**Exercise:** Check every line below for the word "values" and show those that hold it.

**Records to process:**
********************
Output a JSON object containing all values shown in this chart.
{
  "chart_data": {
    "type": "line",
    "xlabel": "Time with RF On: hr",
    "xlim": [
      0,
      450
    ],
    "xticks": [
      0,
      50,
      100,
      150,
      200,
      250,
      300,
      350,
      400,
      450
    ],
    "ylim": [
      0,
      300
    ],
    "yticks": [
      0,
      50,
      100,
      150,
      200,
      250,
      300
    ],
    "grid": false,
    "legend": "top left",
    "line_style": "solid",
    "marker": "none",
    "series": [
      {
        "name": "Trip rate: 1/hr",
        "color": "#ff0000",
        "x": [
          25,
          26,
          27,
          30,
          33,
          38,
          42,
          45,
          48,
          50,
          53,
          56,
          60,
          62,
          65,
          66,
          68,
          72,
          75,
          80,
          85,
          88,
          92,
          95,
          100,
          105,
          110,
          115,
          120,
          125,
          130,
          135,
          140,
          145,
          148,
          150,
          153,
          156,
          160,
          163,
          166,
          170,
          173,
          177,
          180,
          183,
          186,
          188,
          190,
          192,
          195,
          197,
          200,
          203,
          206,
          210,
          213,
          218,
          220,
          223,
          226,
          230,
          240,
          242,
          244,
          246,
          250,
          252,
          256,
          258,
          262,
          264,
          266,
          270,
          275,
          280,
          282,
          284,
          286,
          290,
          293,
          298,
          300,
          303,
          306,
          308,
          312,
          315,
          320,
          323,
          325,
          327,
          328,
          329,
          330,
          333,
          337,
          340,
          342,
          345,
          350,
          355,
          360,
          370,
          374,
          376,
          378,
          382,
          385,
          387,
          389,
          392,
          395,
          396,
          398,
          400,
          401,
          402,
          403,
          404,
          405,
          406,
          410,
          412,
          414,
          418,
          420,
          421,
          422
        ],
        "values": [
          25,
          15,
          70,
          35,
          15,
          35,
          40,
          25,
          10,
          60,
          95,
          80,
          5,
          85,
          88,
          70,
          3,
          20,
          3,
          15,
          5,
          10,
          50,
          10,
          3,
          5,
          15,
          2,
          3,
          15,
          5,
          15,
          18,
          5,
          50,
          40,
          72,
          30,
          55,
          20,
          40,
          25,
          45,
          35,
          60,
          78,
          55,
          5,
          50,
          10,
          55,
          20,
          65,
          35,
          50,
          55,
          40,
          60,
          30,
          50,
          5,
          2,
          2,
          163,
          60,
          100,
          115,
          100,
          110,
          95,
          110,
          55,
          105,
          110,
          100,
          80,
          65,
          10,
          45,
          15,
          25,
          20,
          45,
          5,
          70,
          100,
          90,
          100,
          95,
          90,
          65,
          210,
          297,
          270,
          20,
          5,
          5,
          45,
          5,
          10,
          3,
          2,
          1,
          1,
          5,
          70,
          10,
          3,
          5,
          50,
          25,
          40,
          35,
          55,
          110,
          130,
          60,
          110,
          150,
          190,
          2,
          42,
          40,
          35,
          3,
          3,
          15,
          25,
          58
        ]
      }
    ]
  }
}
********************
**Solution to this exercise:**
Output a JSON object containing all values shown in this chart.
        "values": [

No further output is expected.